- REQUEST -
Copy out each line of the material below that holds the string "PowerBall".

- SUPPLIED DATA -
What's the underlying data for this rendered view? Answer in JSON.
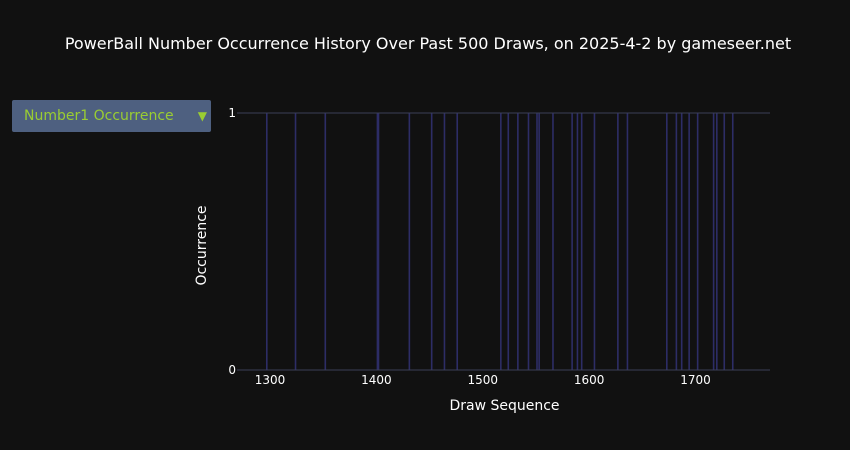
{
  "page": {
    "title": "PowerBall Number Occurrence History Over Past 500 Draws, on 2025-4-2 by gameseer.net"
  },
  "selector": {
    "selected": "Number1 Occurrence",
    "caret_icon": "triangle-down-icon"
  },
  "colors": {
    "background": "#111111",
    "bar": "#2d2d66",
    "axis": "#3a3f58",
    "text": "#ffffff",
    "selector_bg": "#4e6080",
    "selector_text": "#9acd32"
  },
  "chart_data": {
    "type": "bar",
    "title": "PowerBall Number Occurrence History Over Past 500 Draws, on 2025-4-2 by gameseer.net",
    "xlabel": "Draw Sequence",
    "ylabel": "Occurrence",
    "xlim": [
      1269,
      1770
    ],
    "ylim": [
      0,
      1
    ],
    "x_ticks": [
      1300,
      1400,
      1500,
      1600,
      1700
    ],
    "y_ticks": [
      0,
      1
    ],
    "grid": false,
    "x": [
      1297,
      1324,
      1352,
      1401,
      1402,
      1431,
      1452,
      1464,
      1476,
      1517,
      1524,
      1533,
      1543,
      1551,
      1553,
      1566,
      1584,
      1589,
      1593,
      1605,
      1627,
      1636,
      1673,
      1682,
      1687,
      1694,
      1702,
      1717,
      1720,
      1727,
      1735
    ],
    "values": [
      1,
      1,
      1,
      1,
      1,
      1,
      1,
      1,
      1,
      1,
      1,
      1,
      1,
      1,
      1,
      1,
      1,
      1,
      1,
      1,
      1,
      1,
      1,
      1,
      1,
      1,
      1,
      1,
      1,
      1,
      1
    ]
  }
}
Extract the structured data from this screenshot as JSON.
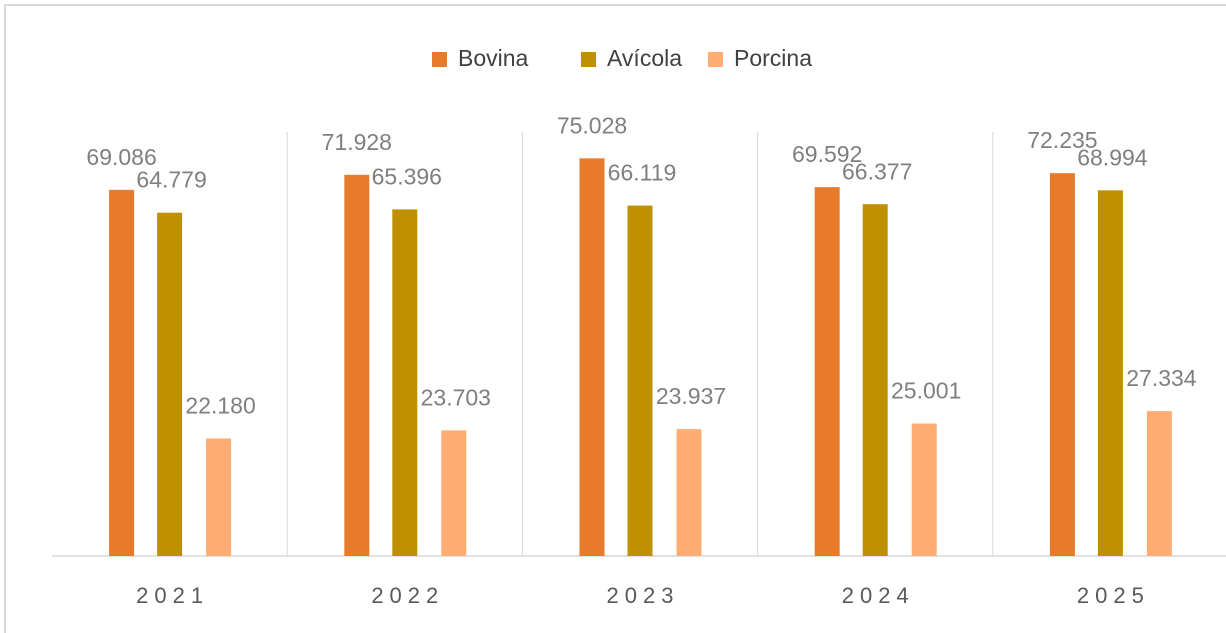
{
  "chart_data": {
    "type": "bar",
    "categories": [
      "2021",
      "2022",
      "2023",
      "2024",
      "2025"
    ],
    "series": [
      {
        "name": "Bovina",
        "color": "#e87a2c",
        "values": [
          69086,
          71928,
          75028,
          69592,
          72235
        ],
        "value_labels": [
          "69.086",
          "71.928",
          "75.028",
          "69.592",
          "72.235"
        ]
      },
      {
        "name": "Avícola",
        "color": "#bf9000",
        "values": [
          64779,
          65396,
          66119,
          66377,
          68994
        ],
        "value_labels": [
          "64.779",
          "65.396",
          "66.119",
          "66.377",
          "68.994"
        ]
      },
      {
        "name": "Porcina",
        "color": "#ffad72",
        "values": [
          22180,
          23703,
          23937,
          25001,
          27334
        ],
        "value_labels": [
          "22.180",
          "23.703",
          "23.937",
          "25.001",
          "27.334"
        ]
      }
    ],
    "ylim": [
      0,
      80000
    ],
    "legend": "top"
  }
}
* * *
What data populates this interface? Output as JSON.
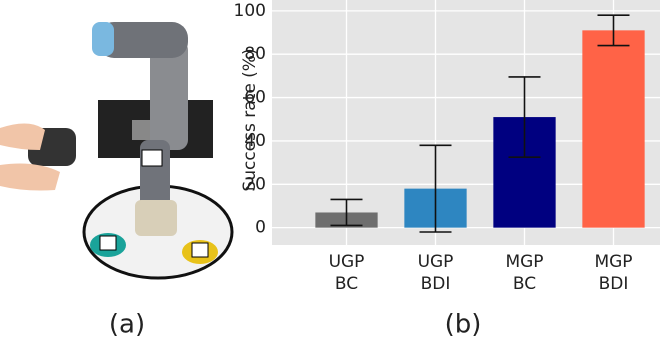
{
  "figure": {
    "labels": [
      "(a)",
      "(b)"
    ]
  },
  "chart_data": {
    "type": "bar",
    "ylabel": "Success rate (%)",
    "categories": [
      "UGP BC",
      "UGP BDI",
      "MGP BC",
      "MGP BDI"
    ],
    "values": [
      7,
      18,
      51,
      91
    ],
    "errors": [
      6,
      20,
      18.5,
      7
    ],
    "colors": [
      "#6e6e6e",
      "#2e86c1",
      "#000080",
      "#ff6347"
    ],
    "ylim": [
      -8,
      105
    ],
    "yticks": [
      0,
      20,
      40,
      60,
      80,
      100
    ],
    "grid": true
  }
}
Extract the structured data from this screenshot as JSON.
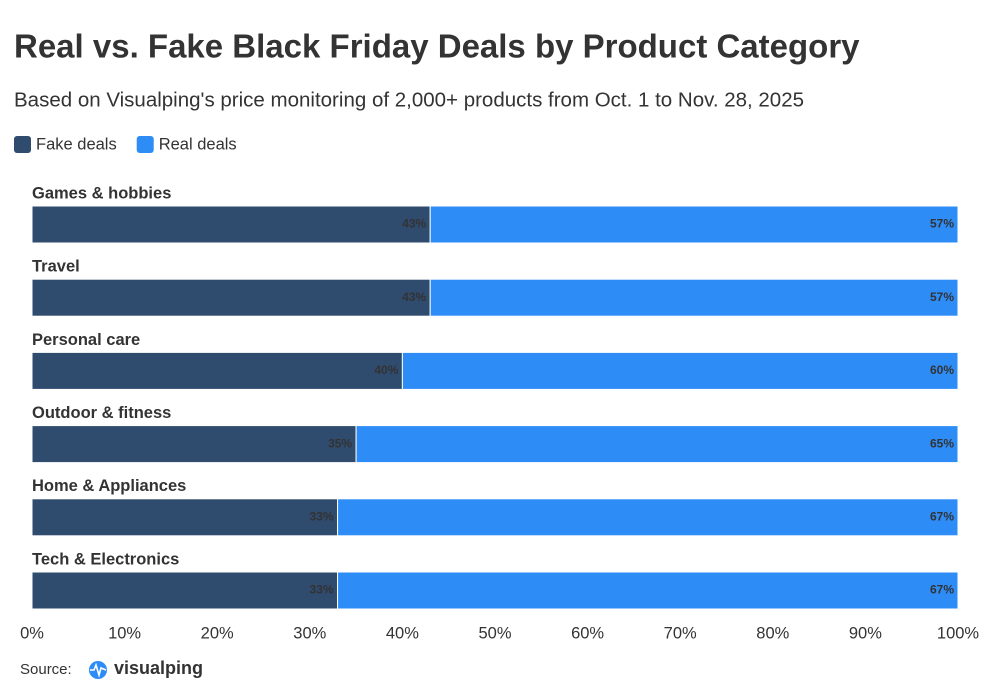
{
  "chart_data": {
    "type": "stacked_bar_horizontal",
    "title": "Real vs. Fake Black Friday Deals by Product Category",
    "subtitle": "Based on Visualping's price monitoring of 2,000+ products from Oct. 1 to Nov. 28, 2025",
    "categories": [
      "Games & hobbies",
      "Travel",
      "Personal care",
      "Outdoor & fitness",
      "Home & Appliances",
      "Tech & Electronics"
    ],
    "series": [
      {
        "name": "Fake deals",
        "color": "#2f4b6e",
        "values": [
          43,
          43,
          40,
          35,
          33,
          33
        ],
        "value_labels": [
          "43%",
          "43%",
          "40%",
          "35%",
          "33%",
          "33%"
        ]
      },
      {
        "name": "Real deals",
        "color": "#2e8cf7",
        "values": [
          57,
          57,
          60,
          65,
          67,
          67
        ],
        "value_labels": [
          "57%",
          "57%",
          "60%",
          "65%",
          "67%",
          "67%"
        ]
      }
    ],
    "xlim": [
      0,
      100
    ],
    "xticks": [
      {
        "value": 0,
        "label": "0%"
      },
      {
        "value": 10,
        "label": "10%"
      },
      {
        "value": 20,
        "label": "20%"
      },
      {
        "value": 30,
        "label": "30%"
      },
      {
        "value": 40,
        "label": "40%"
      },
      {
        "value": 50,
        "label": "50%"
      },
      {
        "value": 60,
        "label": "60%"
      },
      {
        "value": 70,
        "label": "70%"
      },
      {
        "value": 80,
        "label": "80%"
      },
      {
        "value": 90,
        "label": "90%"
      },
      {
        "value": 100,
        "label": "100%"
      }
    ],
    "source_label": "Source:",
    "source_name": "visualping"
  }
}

- THE RESULT -
    "title": "PowerBall Number Occurrence History Over Past 500 Draws, on 2025-4-2 by gameseer.net"
    "title": "PowerBall Number Occurrence History Over Past 500 Draws, on 2025-4-2 by gameseer.net",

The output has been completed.